START DATASET ENTRIES

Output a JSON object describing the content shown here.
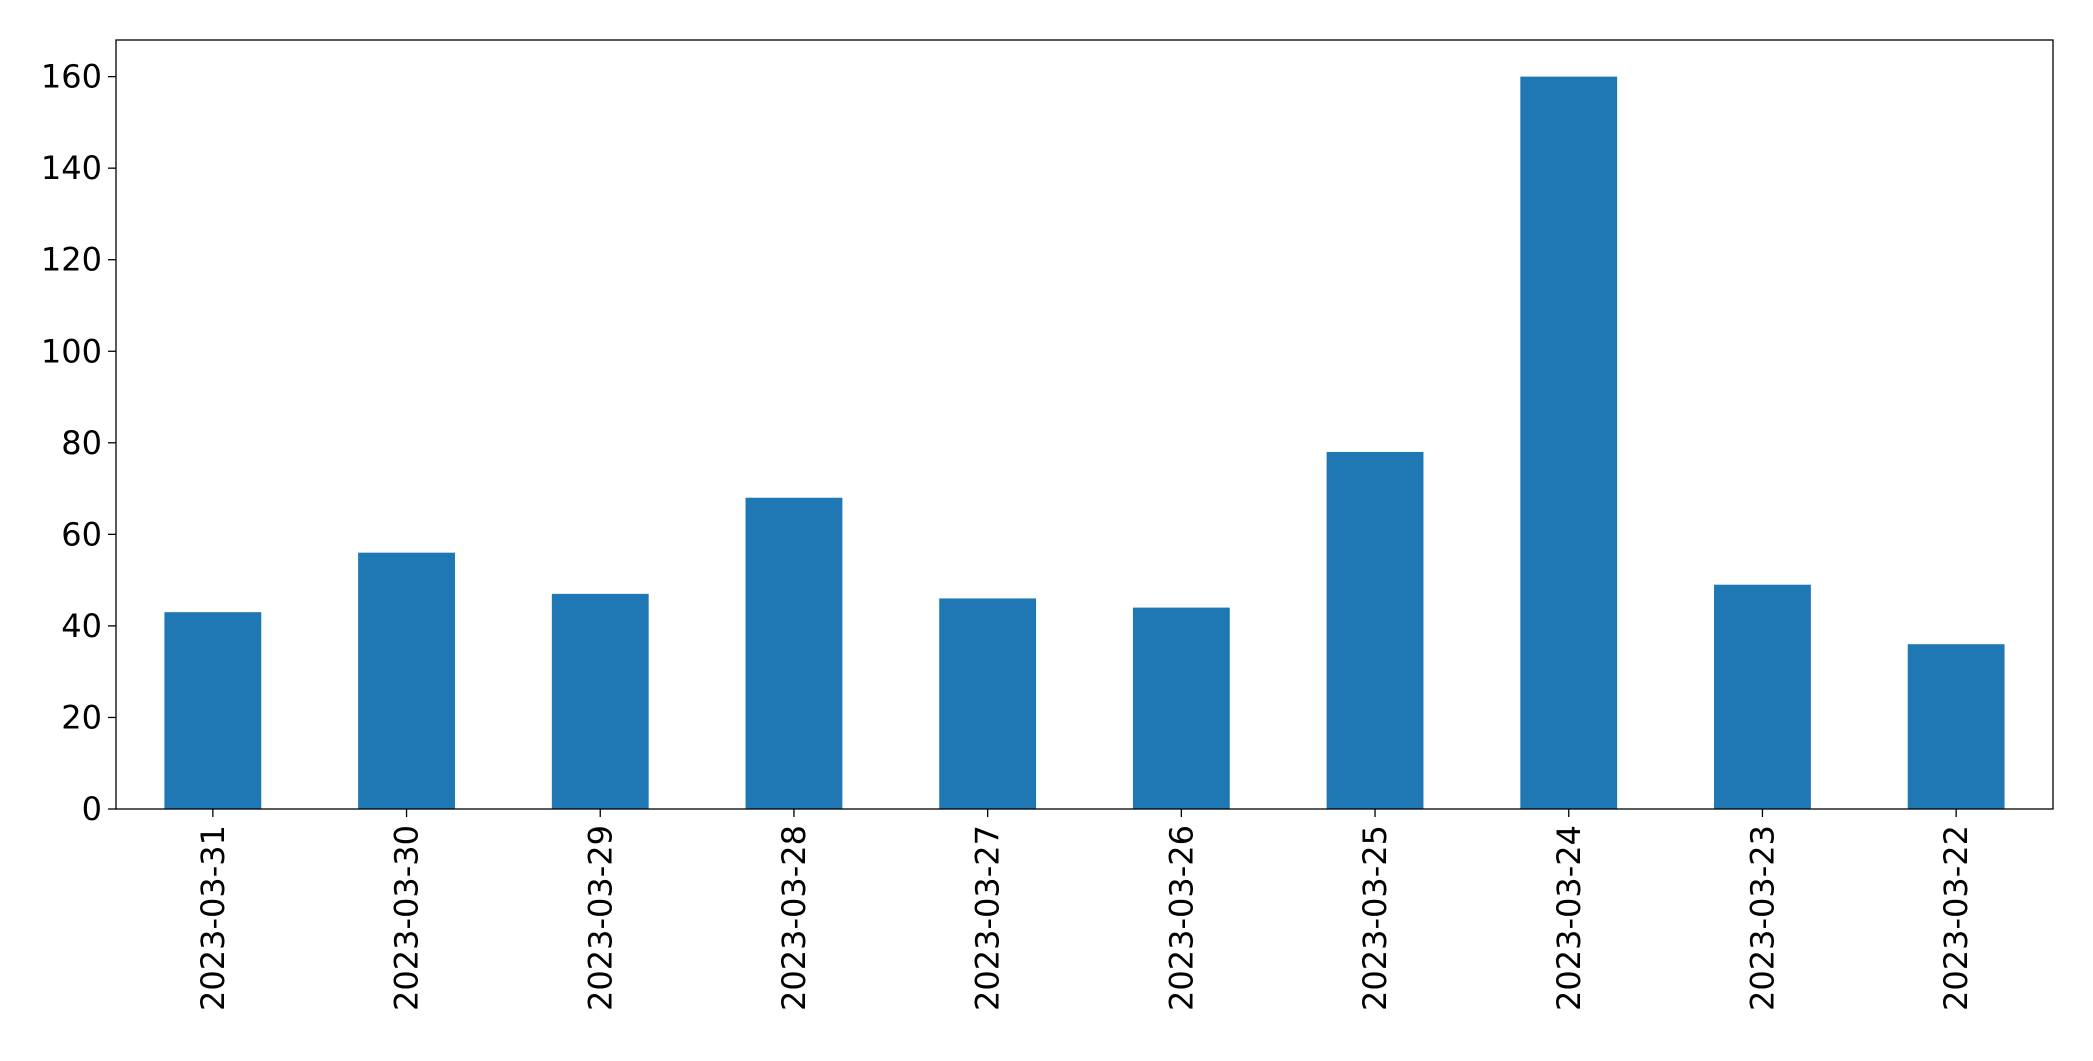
{
  "chart_data": {
    "type": "bar",
    "categories": [
      "2023-03-31",
      "2023-03-30",
      "2023-03-29",
      "2023-03-28",
      "2023-03-27",
      "2023-03-26",
      "2023-03-25",
      "2023-03-24",
      "2023-03-23",
      "2023-03-22"
    ],
    "values": [
      43,
      56,
      47,
      68,
      46,
      44,
      78,
      160,
      49,
      36
    ],
    "color": "#1f77b4",
    "ylim": [
      0,
      168
    ],
    "yticks": [
      0,
      20,
      40,
      60,
      80,
      100,
      120,
      140,
      160
    ],
    "grid": false
  }
}
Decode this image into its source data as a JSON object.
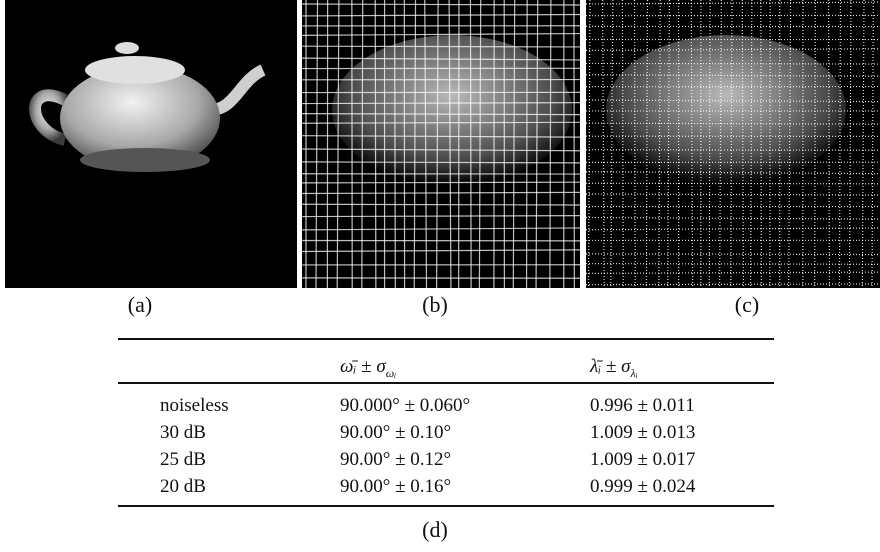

END DATASET ENTRIES

**GIVEN PROBLEM**
Reproduce the material above in full and without alteration, but skip all pictures.

**OUTPUT**
Output a JSON object describing the content shown here.
{
  "chart_data": {
    "type": "bar",
    "categories": [
      "2023-03-31",
      "2023-03-30",
      "2023-03-29",
      "2023-03-28",
      "2023-03-27",
      "2023-03-26",
      "2023-03-25",
      "2023-03-24",
      "2023-03-23",
      "2023-03-22"
    ],
    "values": [
      43,
      56,
      47,
      68,
      46,
      44,
      78,
      160,
      49,
      36
    ],
    "color": "#1f77b4",
    "ylim": [
      0,
      168
    ],
    "yticks": [
      0,
      20,
      40,
      60,
      80,
      100,
      120,
      140,
      160
    ],
    "grid": false
  }
}
Decode this image into its source data as a JSON object.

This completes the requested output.